§ **Task requirements**
Return, unchanged, everything in the data from the line containing "Detect and localize" down to the line containing "anydesk-icon[interactable] xyxy=(718,692,740,714)", with both of those lines included. Leave out any picture.

§ **Entries shown**

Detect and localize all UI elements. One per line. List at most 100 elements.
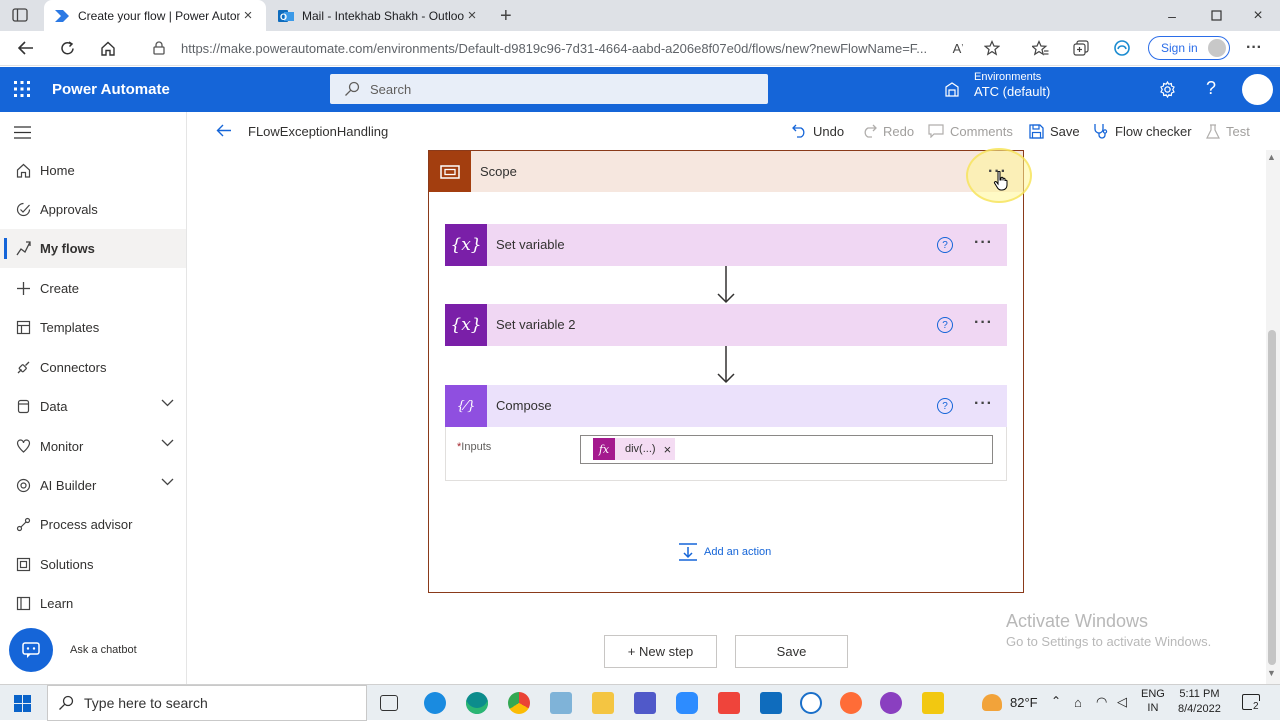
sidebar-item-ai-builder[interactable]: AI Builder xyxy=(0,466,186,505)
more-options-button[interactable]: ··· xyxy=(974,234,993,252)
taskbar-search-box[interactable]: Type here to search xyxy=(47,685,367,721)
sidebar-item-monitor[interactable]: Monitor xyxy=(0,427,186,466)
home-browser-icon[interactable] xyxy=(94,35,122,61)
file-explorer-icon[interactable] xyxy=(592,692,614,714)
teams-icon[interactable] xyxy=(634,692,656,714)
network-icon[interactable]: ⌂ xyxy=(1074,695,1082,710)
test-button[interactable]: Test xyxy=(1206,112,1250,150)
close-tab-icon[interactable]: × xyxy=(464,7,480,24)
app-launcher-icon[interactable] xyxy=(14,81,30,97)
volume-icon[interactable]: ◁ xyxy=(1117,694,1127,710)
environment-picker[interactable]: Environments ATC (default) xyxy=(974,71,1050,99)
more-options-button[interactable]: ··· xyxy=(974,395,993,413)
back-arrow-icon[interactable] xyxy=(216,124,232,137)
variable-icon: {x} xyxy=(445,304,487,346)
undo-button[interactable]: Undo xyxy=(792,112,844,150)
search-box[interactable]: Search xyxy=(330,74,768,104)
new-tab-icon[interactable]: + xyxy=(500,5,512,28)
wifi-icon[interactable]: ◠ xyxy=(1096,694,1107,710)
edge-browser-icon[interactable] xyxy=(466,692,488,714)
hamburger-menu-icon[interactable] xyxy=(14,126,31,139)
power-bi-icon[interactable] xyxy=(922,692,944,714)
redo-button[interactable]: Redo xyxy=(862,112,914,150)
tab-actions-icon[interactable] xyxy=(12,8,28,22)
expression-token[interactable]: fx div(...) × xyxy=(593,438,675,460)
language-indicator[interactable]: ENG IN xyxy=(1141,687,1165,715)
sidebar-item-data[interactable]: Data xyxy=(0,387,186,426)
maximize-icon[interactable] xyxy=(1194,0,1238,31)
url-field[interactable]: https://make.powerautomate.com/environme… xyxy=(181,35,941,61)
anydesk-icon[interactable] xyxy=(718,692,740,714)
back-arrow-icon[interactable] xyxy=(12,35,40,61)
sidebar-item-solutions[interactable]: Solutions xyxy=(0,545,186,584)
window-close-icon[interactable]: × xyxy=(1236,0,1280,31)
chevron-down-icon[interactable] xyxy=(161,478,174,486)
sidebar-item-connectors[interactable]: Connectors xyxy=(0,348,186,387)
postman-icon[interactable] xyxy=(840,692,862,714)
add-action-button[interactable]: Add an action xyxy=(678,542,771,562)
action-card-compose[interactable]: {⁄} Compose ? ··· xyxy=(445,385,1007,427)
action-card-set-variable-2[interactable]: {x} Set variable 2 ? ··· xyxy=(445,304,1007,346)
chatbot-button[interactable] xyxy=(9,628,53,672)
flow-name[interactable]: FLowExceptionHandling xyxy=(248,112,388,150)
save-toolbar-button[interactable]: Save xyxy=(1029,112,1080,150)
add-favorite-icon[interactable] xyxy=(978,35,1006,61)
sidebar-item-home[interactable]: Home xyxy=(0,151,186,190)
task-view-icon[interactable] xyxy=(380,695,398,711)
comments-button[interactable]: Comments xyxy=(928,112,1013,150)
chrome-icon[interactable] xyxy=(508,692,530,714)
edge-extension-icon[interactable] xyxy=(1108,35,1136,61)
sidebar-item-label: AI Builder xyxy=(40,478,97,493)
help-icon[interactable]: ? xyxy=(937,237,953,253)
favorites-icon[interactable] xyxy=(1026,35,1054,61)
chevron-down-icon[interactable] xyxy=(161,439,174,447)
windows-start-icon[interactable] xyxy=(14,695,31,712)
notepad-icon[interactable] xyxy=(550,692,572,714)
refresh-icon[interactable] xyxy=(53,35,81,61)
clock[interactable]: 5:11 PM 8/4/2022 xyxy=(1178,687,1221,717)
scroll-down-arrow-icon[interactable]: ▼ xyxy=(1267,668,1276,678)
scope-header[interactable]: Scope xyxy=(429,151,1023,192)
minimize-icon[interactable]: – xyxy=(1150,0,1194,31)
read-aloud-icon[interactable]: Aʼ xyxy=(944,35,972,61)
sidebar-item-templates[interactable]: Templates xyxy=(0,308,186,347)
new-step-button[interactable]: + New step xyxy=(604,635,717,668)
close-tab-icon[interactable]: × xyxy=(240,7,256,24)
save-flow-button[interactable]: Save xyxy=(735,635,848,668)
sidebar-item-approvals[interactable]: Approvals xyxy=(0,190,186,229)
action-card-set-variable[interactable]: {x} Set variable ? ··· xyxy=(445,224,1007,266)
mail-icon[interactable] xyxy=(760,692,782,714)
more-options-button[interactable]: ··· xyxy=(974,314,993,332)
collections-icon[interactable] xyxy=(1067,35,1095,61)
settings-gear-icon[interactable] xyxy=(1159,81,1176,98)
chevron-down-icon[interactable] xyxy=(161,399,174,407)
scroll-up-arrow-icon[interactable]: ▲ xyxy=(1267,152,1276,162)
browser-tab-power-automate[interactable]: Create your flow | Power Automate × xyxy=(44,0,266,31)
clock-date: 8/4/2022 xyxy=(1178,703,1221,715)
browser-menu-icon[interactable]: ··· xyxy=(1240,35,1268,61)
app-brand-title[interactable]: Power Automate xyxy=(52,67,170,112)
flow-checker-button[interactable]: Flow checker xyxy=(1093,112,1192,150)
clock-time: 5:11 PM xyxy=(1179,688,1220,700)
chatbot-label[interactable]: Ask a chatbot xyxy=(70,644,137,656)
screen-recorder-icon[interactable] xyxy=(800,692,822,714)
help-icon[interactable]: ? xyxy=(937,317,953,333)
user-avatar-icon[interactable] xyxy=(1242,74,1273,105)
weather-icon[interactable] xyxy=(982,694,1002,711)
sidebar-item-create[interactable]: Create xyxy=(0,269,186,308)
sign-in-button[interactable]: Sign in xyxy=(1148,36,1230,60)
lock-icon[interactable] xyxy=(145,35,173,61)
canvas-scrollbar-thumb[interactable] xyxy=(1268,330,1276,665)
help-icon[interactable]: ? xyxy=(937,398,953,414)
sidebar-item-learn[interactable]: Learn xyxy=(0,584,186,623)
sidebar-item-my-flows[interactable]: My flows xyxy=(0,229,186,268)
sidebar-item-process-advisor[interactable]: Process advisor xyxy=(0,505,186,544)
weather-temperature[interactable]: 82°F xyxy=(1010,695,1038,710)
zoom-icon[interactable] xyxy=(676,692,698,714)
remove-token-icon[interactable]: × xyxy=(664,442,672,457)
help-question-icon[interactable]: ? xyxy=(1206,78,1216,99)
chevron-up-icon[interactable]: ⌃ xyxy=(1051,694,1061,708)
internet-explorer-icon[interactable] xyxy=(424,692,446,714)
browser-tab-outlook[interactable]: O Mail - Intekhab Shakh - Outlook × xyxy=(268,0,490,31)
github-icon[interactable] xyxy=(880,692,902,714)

---

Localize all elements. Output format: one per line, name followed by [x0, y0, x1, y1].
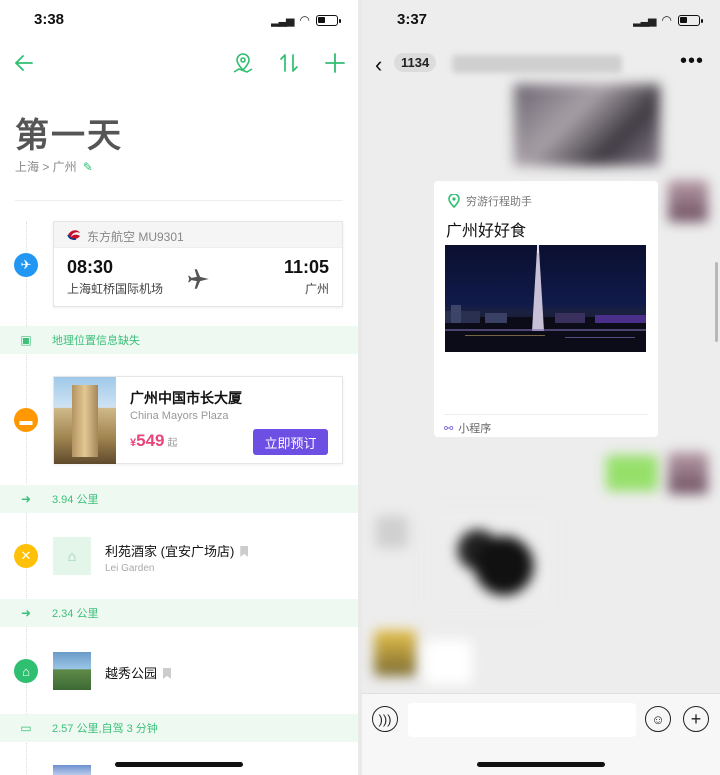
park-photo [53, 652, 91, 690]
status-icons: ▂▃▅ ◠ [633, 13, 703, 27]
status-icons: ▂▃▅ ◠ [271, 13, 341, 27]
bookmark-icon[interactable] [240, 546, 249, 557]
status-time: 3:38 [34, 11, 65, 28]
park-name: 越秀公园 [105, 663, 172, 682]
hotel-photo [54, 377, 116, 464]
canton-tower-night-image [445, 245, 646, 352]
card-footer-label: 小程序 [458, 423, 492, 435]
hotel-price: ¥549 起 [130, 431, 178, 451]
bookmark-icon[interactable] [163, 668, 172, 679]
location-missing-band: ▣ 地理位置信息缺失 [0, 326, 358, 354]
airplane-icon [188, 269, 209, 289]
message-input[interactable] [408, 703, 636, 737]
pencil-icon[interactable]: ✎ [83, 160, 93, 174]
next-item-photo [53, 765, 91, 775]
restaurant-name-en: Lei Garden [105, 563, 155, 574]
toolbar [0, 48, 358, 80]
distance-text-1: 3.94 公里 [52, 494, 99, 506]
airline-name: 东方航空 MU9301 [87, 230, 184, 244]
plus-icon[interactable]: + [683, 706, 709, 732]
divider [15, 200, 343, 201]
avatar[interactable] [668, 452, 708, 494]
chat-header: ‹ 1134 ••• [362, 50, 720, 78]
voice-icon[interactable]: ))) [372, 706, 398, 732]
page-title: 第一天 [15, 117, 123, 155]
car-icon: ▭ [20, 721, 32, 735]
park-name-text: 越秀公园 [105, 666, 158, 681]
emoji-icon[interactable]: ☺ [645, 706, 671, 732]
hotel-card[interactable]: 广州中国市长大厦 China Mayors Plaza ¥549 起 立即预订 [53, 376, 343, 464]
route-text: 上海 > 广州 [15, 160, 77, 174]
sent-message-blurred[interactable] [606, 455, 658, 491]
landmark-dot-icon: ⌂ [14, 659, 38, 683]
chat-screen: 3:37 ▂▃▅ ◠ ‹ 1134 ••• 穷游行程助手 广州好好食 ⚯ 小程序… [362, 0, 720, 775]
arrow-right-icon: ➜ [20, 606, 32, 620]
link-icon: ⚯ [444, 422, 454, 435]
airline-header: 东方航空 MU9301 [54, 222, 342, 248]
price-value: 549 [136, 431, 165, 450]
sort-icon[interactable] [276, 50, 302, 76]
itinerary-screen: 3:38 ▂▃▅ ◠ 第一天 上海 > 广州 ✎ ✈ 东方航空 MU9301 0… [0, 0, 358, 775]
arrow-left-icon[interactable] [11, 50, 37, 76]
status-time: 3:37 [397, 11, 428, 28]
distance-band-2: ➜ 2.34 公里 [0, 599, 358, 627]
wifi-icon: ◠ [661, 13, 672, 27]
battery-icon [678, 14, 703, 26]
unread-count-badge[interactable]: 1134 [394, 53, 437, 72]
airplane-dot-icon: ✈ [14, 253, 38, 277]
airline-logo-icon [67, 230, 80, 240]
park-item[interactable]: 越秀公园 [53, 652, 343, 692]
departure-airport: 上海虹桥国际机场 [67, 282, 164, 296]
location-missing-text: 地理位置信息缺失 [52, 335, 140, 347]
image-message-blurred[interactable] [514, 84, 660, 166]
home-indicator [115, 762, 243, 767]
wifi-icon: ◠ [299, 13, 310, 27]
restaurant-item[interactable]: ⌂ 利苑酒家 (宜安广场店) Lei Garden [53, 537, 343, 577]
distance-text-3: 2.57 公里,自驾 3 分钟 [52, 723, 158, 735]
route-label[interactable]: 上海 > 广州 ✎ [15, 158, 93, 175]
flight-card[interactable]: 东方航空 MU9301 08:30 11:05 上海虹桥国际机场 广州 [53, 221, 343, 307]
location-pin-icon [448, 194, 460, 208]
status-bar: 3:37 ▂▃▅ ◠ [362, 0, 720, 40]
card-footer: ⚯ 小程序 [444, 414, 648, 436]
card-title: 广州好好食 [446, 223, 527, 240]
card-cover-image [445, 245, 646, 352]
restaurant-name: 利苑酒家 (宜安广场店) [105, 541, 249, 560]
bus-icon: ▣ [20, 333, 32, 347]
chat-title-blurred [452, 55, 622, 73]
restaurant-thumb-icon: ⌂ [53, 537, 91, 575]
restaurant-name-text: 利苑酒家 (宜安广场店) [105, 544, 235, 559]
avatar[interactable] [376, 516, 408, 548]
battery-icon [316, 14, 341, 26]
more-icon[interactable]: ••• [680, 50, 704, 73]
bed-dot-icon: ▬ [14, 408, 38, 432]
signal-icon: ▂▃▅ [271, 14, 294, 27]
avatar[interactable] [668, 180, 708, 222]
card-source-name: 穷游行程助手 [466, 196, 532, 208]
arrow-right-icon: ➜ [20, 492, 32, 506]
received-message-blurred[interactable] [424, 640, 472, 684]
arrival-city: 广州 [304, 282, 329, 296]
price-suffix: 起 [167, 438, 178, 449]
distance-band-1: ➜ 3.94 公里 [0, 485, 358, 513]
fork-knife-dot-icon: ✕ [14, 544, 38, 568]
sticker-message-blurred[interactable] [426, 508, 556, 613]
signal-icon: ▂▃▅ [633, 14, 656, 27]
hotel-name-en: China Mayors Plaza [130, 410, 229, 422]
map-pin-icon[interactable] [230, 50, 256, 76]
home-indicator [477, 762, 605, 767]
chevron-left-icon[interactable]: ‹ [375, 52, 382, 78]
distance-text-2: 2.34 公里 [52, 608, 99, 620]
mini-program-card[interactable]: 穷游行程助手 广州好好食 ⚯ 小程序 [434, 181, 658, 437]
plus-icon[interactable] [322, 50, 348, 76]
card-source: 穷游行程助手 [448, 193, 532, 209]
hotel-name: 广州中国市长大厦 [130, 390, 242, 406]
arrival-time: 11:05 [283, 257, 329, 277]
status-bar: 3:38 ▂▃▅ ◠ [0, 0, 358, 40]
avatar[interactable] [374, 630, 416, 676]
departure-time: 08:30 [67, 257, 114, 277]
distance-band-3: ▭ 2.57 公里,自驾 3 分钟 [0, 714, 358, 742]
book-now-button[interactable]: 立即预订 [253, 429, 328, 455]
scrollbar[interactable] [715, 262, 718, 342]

--

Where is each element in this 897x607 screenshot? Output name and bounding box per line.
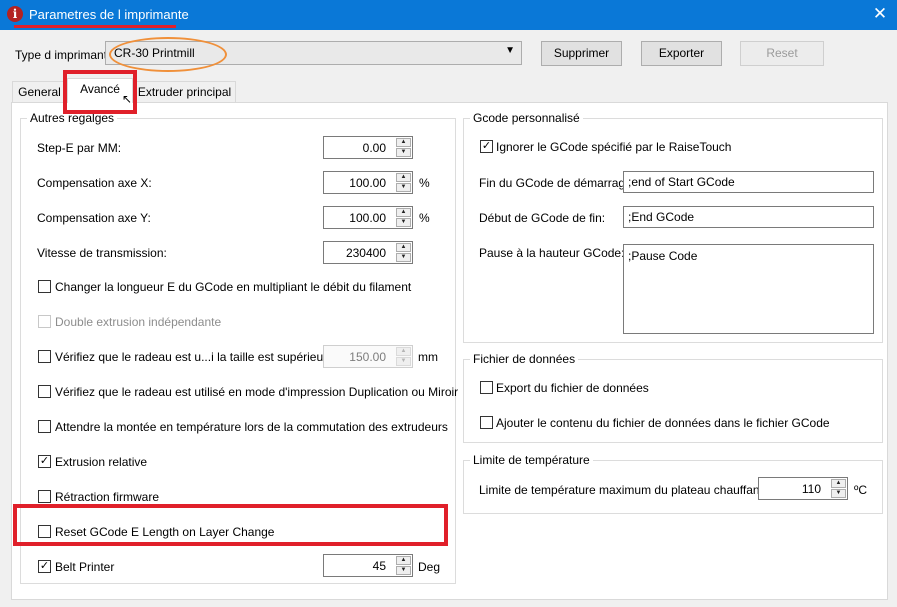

§ **Written answer**
Detect and localize all UI elements. One per line. List at most 100 elements.
sidebar-item-ai-builder[interactable]: AI Builder xyxy=(0,466,186,505)
more-options-button[interactable]: ··· xyxy=(974,234,993,252)
taskbar-search-box[interactable]: Type here to search xyxy=(47,685,367,721)
sidebar-item-monitor[interactable]: Monitor xyxy=(0,427,186,466)
home-browser-icon[interactable] xyxy=(94,35,122,61)
file-explorer-icon[interactable] xyxy=(592,692,614,714)
teams-icon[interactable] xyxy=(634,692,656,714)
network-icon[interactable]: ⌂ xyxy=(1074,695,1082,710)
test-button[interactable]: Test xyxy=(1206,112,1250,150)
close-tab-icon[interactable]: × xyxy=(464,7,480,24)
app-launcher-icon[interactable] xyxy=(14,81,30,97)
volume-icon[interactable]: ◁ xyxy=(1117,694,1127,710)
environment-picker[interactable]: Environments ATC (default) xyxy=(974,71,1050,99)
more-options-button[interactable]: ··· xyxy=(974,395,993,413)
back-arrow-icon[interactable] xyxy=(216,124,232,137)
variable-icon: {x} xyxy=(445,304,487,346)
undo-button[interactable]: Undo xyxy=(792,112,844,150)
search-box[interactable]: Search xyxy=(330,74,768,104)
new-tab-icon[interactable]: + xyxy=(500,5,512,28)
wifi-icon[interactable]: ◠ xyxy=(1096,694,1107,710)
edge-browser-icon[interactable] xyxy=(466,692,488,714)
hamburger-menu-icon[interactable] xyxy=(14,126,31,139)
power-bi-icon[interactable] xyxy=(922,692,944,714)
redo-button[interactable]: Redo xyxy=(862,112,914,150)
tab-actions-icon[interactable] xyxy=(12,8,28,22)
expression-token[interactable]: fx div(...) × xyxy=(593,438,675,460)
language-indicator[interactable]: ENG IN xyxy=(1141,687,1165,715)
sidebar-item-data[interactable]: Data xyxy=(0,387,186,426)
maximize-icon[interactable] xyxy=(1194,0,1238,31)
url-field[interactable]: https://make.powerautomate.com/environme… xyxy=(181,35,941,61)
anydesk-icon[interactable] xyxy=(718,692,740,714)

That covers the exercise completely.